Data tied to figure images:
-- begin --

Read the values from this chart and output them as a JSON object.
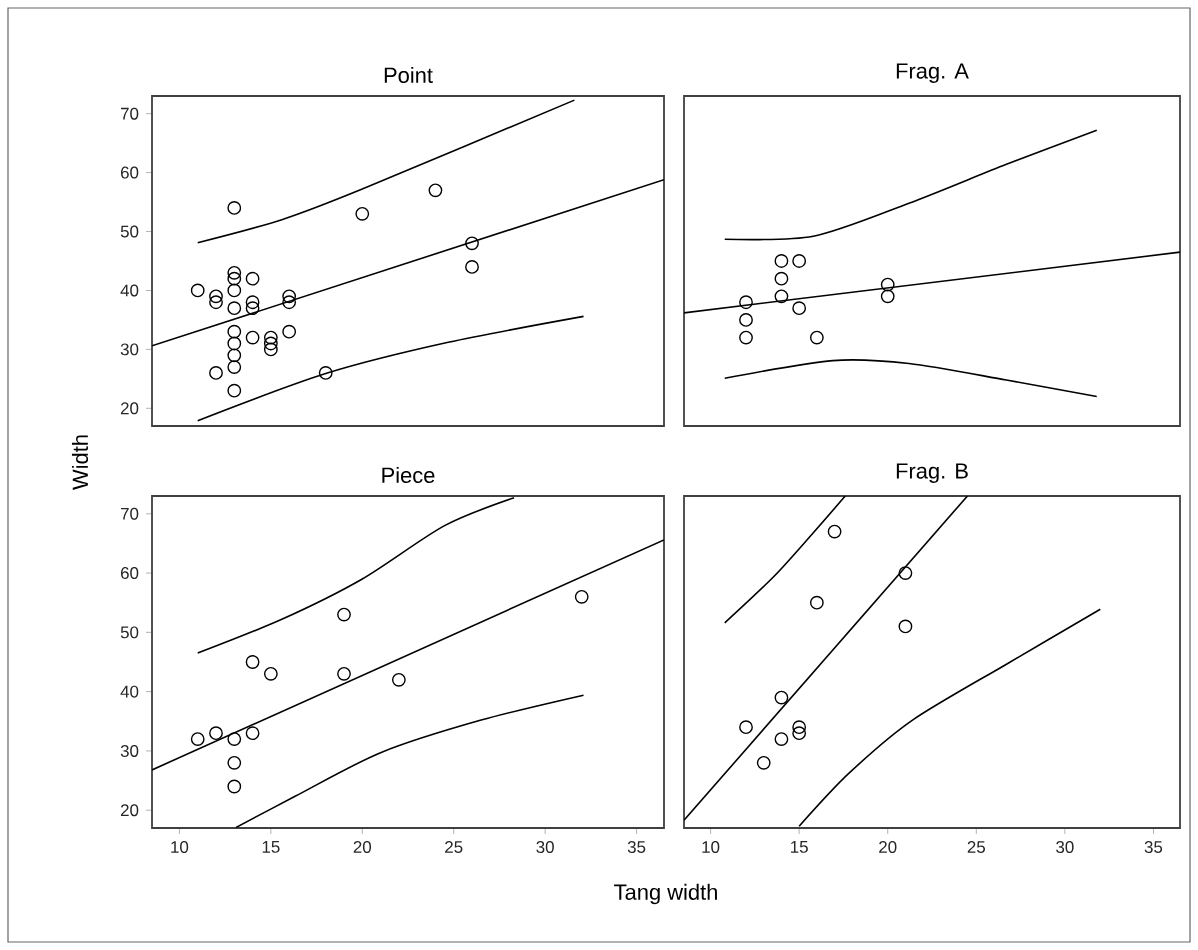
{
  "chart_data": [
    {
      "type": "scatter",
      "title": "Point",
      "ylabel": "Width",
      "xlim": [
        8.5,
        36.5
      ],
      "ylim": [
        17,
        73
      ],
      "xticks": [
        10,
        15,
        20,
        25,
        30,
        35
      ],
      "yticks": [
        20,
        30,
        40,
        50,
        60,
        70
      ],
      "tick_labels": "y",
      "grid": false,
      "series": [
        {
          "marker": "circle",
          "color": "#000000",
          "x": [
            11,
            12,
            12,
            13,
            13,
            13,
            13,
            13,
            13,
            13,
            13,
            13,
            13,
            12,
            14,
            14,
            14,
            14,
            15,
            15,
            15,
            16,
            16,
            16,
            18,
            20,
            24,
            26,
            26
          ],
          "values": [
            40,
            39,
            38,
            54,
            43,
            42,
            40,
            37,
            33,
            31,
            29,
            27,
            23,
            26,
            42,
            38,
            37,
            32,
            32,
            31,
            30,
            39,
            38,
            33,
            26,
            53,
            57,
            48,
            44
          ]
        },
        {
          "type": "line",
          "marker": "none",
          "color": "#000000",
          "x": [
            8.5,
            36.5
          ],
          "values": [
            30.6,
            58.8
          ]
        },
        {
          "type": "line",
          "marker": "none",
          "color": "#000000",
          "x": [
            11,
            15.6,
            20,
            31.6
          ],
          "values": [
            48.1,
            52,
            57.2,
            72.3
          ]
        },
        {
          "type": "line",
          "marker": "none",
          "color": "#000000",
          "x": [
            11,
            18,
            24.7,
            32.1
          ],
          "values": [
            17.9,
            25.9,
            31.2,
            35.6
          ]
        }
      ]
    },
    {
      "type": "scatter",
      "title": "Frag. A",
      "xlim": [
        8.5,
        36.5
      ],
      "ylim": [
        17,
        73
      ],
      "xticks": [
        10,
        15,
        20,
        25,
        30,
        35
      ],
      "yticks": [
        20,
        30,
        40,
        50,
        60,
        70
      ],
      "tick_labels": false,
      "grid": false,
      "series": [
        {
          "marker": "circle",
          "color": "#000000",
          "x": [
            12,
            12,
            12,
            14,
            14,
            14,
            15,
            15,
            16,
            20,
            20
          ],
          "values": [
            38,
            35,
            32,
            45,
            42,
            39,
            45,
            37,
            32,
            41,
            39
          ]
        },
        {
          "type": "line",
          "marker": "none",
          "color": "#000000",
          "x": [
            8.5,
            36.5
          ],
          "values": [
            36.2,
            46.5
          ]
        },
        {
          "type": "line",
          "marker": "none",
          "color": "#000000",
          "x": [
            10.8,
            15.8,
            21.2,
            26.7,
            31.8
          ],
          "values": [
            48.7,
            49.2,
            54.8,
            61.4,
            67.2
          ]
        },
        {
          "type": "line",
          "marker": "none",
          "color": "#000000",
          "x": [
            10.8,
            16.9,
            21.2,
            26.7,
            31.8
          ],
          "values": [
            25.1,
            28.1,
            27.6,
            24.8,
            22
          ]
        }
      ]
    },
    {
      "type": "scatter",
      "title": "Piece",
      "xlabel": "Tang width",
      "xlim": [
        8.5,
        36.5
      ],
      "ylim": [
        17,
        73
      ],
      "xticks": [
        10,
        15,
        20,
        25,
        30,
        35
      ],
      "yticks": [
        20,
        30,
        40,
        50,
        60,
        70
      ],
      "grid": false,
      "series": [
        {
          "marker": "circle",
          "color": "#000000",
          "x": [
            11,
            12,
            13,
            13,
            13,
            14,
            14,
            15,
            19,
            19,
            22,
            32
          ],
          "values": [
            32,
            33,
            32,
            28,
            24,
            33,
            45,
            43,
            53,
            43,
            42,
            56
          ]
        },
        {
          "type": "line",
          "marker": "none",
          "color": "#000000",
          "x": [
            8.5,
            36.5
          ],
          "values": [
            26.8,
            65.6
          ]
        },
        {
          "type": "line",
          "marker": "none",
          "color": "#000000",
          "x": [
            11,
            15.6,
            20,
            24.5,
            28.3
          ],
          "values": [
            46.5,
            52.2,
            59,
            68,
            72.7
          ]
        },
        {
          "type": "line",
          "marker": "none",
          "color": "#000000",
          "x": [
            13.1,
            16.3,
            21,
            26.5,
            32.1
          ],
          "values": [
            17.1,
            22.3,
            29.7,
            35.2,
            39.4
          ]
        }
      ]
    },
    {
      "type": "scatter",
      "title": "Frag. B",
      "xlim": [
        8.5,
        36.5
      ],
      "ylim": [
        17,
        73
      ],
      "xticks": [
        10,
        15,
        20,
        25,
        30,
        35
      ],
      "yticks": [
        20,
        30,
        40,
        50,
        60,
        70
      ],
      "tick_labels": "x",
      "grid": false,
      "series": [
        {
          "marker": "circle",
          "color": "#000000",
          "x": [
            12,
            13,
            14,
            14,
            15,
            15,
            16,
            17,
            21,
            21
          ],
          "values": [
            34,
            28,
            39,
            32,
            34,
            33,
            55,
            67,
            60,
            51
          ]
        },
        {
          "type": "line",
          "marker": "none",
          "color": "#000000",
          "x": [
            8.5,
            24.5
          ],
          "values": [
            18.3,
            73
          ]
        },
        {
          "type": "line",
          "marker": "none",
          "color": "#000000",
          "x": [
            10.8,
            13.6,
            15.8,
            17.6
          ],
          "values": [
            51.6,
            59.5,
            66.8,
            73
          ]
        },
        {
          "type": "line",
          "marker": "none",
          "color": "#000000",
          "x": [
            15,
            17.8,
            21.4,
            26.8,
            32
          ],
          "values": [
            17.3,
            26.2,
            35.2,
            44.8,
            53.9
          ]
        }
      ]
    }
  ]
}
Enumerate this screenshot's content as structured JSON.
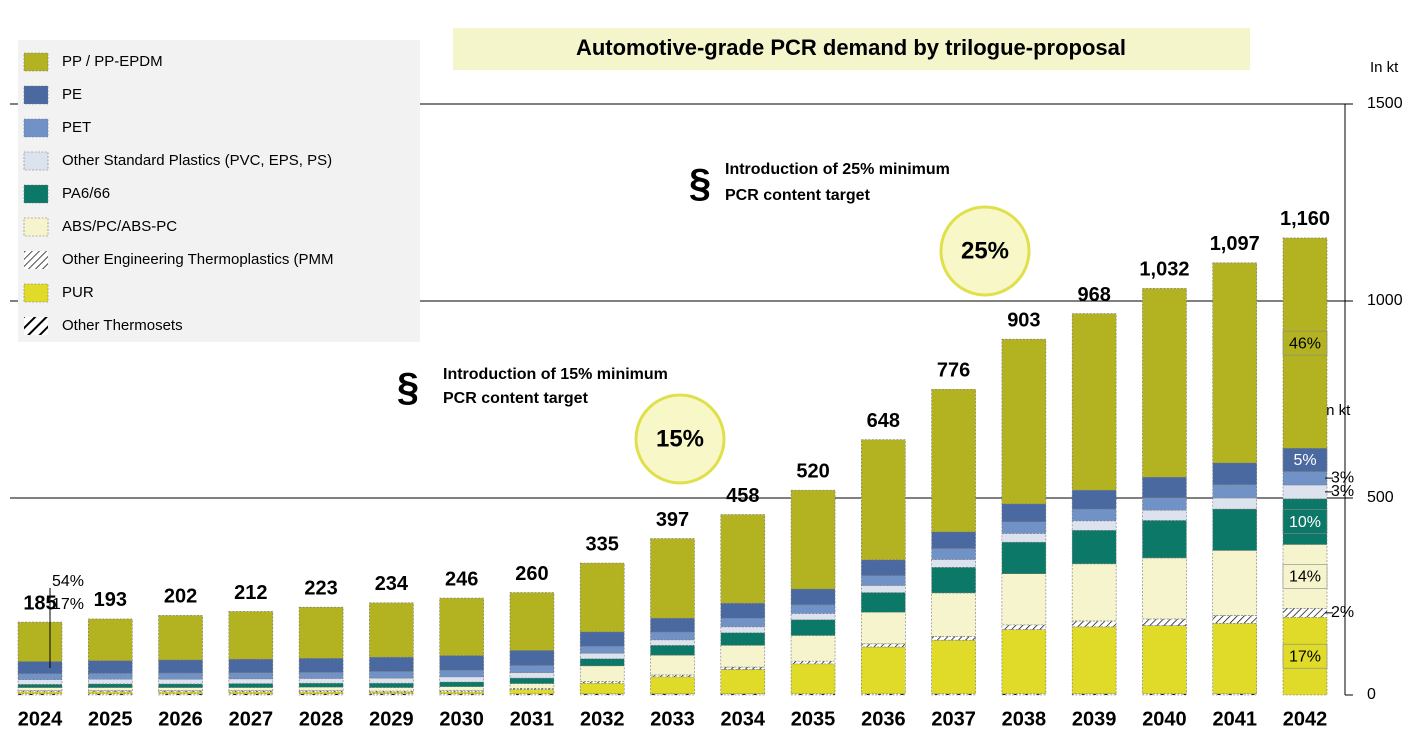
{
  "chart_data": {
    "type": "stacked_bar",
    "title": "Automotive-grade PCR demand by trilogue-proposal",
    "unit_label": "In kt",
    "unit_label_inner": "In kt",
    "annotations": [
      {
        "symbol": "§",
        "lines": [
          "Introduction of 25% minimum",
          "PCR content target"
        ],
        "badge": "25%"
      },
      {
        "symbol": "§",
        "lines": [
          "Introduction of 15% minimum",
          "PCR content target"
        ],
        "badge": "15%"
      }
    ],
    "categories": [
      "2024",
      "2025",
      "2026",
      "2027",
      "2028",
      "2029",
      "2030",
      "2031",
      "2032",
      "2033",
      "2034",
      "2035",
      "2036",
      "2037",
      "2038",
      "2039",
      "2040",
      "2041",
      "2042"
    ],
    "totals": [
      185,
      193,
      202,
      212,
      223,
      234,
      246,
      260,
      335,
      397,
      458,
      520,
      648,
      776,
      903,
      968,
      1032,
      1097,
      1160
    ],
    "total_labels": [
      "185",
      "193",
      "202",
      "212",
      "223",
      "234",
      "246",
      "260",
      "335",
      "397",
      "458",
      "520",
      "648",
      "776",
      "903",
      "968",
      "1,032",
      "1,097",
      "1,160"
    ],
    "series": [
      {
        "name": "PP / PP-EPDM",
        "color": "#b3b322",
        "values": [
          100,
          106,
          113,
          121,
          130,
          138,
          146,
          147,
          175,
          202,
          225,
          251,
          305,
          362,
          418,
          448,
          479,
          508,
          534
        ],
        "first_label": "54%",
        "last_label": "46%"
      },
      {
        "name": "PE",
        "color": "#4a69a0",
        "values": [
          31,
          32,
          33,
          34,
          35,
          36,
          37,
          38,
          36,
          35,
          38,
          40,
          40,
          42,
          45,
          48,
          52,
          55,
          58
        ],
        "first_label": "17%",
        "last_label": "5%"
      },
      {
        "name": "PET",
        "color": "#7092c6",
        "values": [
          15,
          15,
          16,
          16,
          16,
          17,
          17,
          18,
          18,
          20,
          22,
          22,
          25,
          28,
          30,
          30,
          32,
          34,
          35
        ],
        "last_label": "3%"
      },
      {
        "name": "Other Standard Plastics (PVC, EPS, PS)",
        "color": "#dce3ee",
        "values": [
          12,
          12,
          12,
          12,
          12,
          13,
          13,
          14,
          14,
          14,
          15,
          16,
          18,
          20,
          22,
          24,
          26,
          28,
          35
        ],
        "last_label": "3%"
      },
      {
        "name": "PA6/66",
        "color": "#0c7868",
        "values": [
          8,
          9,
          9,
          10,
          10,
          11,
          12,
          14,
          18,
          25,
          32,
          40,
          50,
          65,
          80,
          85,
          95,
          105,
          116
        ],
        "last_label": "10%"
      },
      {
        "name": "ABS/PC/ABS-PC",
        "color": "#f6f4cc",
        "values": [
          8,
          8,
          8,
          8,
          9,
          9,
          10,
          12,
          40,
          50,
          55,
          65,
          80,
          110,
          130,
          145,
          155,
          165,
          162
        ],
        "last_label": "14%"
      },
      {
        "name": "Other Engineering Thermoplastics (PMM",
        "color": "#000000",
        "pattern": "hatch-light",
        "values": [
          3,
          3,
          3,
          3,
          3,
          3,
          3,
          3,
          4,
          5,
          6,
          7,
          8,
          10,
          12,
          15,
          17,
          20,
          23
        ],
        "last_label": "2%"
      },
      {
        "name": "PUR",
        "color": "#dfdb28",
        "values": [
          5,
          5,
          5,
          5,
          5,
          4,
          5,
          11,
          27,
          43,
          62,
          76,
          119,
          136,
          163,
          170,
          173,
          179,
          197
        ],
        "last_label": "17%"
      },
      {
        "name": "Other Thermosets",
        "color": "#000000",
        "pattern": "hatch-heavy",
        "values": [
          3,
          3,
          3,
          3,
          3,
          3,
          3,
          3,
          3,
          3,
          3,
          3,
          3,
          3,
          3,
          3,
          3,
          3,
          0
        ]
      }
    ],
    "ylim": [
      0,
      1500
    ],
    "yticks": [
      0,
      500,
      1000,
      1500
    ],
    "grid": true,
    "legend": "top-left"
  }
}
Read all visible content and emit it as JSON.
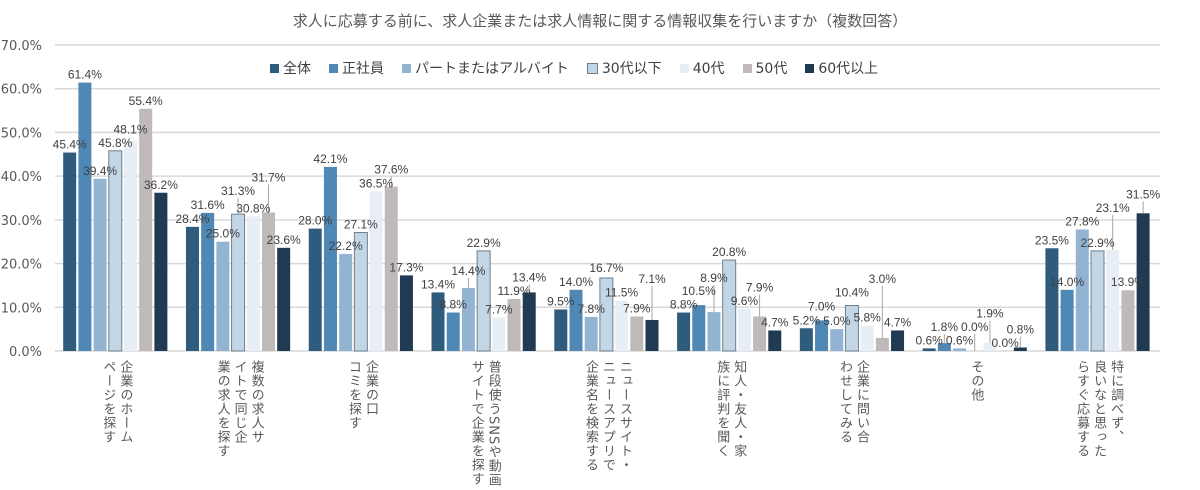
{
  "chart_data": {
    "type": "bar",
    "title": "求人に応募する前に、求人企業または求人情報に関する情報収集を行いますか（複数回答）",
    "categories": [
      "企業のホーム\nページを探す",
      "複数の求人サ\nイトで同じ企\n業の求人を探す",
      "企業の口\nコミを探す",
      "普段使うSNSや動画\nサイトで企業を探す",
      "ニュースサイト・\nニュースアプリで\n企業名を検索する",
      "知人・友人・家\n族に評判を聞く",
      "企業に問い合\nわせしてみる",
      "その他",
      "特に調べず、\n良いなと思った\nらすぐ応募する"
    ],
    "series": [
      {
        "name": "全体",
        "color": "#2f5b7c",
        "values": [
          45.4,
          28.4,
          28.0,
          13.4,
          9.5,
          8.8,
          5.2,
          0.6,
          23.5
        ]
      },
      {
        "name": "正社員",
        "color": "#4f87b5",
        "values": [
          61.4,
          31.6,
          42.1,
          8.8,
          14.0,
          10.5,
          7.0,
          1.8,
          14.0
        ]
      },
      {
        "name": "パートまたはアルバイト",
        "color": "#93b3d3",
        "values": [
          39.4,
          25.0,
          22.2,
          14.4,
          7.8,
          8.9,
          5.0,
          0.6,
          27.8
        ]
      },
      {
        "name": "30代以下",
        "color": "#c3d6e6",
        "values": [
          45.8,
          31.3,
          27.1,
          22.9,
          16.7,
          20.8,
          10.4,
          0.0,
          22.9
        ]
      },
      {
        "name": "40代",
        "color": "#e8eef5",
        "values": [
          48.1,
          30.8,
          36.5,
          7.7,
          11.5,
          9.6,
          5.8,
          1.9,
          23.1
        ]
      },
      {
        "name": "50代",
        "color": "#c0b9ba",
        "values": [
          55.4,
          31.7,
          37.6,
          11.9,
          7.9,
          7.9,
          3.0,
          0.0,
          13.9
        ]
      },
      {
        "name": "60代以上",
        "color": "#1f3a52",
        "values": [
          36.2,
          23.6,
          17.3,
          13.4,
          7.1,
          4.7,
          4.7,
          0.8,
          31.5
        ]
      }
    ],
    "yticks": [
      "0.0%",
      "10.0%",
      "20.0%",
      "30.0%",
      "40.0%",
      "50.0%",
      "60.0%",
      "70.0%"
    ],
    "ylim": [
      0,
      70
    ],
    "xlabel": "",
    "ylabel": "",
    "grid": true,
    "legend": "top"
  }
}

-- end --

- **JOB**
Where a line in the material contains "JSON", copy that line.

- **CORRECT RESULT**
Read the values from this chart and output them as a JSON object.
Enumerate this screenshot's content as structured JSON.
Read all visible content and emit it as JSON.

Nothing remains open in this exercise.